**Do this:** Count the lines below that contain the word "initial". Give only the number.

Items listed in a dataset
** Start **
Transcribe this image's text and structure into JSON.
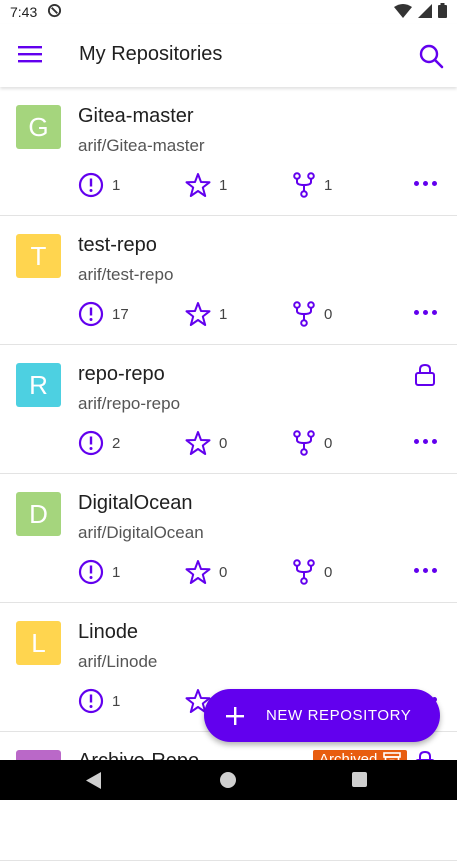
{
  "status_bar": {
    "time": "7:43"
  },
  "app_bar": {
    "title": "My Repositories"
  },
  "colors": {
    "accent": "#6200ee",
    "archived": "#e85d10"
  },
  "repositories": [
    {
      "initial": "G",
      "avatar_color": "#a5d57d",
      "name": "Gitea-master",
      "path": "arif/Gitea-master",
      "issues": "1",
      "stars": "1",
      "forks": "1",
      "locked": false,
      "archived": false
    },
    {
      "initial": "T",
      "avatar_color": "#ffd54f",
      "name": "test-repo",
      "path": "arif/test-repo",
      "issues": "17",
      "stars": "1",
      "forks": "0",
      "locked": false,
      "archived": false
    },
    {
      "initial": "R",
      "avatar_color": "#4dd0e1",
      "name": "repo-repo",
      "path": "arif/repo-repo",
      "issues": "2",
      "stars": "0",
      "forks": "0",
      "locked": true,
      "archived": false
    },
    {
      "initial": "D",
      "avatar_color": "#a5d57d",
      "name": "DigitalOcean",
      "path": "arif/DigitalOcean",
      "issues": "1",
      "stars": "0",
      "forks": "0",
      "locked": false,
      "archived": false
    },
    {
      "initial": "L",
      "avatar_color": "#ffd54f",
      "name": "Linode",
      "path": "arif/Linode",
      "issues": "1",
      "stars": "",
      "forks": "",
      "locked": false,
      "archived": false
    },
    {
      "initial": "",
      "avatar_color": "#ba68c8",
      "name": "Archive-Repo",
      "path": "",
      "issues": "",
      "stars": "",
      "forks": "",
      "locked": true,
      "archived": true,
      "archived_label": "Archived"
    }
  ],
  "fab": {
    "label": "NEW REPOSITORY"
  }
}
** End **
**Result of this task:** 6